• **WHAT YOU WILL DO**
All of the entries need to be written out again, exactly as they are.

══════════════════════════════

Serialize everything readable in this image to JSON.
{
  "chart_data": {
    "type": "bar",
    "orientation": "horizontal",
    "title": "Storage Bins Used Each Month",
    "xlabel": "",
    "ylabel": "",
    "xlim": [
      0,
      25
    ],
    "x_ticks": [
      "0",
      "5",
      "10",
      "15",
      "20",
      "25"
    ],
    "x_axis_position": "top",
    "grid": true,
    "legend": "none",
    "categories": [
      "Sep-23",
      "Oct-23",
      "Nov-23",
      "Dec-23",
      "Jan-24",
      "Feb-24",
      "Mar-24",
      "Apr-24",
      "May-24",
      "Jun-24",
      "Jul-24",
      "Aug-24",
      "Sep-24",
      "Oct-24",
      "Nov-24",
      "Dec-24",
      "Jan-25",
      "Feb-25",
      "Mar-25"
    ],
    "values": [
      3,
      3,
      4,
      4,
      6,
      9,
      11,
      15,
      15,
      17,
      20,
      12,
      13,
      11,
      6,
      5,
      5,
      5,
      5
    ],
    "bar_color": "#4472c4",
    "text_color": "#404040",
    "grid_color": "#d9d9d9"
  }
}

══════════════════════════════

• **TASK RESULT**
Serialize everything readable in this image to JSON.
{
  "chart_data": {
    "type": "bar",
    "orientation": "horizontal",
    "title": "Storage Bins Used Each Month",
    "xlabel": "",
    "ylabel": "",
    "xlim": [
      0,
      25
    ],
    "x_ticks": [
      "0",
      "5",
      "10",
      "15",
      "20",
      "25"
    ],
    "x_axis_position": "top",
    "grid": true,
    "legend": "none",
    "categories": [
      "Sep-23",
      "Oct-23",
      "Nov-23",
      "Dec-23",
      "Jan-24",
      "Feb-24",
      "Mar-24",
      "Apr-24",
      "May-24",
      "Jun-24",
      "Jul-24",
      "Aug-24",
      "Sep-24",
      "Oct-24",
      "Nov-24",
      "Dec-24",
      "Jan-25",
      "Feb-25",
      "Mar-25"
    ],
    "values": [
      3,
      3,
      4,
      4,
      6,
      9,
      11,
      15,
      15,
      17,
      20,
      12,
      13,
      11,
      6,
      5,
      5,
      5,
      5
    ],
    "bar_color": "#4472c4",
    "text_color": "#404040",
    "grid_color": "#d9d9d9"
  }
}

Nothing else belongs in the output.